**Directions**
From the material below, list every line containing "ylabel".

**Input**
+++
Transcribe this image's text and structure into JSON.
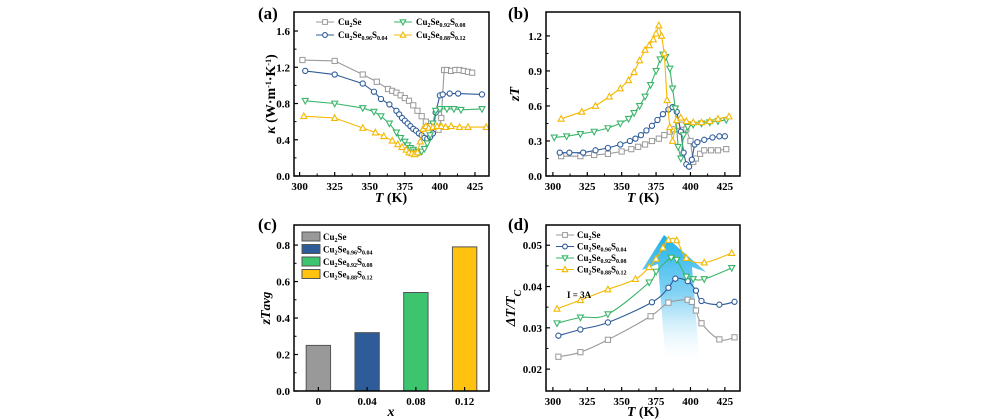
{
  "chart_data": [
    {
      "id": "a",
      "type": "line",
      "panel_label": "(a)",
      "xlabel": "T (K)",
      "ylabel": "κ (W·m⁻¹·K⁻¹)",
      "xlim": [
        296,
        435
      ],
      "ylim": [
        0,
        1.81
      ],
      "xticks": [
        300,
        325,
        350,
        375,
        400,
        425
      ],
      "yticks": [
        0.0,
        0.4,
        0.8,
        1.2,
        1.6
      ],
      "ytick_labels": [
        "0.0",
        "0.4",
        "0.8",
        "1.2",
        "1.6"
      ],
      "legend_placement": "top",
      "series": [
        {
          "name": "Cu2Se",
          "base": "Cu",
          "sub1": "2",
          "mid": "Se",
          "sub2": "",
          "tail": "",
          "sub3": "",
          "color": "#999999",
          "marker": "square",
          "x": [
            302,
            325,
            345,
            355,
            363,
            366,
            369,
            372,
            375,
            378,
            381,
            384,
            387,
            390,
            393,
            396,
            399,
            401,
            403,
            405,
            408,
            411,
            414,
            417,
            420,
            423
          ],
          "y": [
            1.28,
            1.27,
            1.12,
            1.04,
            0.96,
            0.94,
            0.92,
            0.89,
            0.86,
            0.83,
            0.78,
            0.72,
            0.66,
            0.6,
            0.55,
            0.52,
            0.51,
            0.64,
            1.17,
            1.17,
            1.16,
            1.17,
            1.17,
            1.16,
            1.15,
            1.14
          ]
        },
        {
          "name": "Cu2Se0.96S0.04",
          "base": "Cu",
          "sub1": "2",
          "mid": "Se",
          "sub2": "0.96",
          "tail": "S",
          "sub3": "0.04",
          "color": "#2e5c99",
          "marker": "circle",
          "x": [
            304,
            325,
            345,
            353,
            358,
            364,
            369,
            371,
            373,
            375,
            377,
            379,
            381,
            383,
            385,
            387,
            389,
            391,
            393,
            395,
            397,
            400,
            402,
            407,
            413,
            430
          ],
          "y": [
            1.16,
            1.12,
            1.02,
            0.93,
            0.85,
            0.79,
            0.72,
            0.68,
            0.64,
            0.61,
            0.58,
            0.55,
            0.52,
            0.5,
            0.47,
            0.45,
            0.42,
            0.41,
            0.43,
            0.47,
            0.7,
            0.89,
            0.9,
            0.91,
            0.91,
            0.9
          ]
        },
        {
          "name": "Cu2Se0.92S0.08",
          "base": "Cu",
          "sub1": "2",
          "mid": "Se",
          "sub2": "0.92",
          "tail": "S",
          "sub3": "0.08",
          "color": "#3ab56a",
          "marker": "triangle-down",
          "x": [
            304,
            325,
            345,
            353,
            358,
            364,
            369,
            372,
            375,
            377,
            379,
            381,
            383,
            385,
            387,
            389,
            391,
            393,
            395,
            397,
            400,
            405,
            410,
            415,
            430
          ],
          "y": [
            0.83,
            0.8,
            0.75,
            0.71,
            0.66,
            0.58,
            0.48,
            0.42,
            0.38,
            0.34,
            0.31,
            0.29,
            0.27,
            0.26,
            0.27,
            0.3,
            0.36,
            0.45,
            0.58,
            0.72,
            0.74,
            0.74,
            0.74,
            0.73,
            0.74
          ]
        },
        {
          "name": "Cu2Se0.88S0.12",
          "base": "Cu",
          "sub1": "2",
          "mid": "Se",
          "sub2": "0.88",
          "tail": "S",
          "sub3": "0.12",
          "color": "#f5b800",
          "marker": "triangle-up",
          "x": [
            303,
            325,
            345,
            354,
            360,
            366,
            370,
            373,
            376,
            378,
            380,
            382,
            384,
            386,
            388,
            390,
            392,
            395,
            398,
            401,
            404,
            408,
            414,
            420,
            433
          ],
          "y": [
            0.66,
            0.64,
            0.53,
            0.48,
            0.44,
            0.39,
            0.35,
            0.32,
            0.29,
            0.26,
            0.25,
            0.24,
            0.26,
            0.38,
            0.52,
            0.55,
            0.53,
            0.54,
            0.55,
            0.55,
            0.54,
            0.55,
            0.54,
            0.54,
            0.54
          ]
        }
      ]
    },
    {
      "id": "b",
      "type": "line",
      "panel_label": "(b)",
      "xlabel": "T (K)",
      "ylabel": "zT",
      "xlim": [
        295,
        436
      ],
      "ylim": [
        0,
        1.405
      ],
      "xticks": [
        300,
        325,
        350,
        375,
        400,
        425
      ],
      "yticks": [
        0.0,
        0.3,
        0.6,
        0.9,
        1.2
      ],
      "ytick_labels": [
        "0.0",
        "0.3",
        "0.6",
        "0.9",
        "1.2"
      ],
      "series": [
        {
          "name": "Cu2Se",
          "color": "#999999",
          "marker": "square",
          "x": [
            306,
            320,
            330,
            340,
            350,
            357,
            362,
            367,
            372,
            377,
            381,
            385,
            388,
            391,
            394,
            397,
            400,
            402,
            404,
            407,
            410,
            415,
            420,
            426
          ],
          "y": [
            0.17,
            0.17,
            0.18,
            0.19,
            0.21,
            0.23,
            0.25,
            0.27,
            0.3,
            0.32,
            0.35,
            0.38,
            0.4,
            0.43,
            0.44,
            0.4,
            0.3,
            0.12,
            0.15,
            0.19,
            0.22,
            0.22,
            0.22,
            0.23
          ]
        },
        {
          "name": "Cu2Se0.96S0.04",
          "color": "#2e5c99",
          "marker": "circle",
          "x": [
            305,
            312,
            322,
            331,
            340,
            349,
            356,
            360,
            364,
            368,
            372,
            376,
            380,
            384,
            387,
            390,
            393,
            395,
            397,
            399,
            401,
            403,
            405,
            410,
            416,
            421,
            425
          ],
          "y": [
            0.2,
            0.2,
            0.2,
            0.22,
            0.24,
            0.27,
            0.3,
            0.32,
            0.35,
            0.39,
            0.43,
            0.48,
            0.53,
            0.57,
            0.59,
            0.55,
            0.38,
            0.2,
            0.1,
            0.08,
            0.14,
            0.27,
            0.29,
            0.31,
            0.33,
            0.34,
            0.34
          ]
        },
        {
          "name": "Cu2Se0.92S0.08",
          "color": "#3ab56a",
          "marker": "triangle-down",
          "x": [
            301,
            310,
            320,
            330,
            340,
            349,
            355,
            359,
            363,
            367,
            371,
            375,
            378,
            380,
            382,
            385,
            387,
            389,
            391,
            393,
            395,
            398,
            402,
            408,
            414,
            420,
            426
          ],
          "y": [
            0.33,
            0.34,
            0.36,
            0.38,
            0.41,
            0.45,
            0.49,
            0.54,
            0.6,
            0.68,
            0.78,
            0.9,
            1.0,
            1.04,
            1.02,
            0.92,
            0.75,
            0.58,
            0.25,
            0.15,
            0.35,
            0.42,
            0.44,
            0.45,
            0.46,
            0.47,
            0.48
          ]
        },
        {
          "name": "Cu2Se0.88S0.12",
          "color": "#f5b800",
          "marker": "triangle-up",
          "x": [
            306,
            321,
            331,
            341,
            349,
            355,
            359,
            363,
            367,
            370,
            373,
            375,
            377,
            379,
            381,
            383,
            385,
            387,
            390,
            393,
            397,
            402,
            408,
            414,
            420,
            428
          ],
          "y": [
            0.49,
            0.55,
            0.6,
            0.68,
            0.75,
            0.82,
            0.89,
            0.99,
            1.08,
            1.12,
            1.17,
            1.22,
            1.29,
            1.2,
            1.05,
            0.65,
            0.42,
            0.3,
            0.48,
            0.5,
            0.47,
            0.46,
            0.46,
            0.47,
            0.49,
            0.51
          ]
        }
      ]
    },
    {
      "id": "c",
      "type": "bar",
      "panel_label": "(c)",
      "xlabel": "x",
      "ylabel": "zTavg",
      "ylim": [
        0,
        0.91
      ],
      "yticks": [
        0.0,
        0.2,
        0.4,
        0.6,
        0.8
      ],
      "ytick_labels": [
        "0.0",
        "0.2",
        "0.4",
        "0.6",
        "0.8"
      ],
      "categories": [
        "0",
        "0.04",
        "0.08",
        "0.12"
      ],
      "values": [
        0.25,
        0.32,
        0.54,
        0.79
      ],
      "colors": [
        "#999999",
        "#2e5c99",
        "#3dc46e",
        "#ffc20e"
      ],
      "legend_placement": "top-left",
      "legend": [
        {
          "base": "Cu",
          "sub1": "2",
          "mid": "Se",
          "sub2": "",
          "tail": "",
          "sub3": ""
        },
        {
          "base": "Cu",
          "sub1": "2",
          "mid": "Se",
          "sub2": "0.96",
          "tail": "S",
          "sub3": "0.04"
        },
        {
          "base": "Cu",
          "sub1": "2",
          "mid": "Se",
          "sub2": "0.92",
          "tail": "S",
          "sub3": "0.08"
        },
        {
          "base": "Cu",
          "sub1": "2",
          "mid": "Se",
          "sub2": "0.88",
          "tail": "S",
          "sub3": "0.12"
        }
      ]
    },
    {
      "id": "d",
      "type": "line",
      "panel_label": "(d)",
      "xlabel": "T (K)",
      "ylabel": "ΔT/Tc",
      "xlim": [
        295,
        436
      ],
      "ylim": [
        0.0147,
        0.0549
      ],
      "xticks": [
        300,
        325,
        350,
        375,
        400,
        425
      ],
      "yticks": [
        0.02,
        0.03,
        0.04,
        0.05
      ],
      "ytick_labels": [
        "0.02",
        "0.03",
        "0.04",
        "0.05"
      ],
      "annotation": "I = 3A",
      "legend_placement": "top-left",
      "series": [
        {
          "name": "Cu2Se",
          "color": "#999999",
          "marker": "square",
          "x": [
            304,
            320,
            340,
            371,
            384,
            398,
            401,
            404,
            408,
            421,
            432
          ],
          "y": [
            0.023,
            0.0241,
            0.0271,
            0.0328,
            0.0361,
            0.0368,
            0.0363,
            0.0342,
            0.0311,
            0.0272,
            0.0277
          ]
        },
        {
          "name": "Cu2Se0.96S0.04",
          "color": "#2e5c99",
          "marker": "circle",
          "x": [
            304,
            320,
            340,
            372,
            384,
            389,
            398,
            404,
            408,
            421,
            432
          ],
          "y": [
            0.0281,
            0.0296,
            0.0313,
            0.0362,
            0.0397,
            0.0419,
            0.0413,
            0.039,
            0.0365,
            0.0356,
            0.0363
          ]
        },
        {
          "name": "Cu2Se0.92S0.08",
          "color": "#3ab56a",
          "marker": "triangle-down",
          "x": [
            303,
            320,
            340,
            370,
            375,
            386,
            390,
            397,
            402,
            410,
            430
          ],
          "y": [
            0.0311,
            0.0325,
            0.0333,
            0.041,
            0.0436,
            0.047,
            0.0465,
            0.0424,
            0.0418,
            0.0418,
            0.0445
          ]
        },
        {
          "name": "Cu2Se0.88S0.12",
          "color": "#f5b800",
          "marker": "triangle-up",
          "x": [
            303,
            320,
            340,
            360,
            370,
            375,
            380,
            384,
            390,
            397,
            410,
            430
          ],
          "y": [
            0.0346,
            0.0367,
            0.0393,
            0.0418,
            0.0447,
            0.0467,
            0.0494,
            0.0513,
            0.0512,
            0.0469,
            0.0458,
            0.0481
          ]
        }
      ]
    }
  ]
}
+++
**Exercise output**
      "ylabel": "κ (W·m⁻¹·K⁻¹)",
      "ylabel": "zT",
      "ylabel": "zTavg",
      "ylabel": "ΔT/Tc",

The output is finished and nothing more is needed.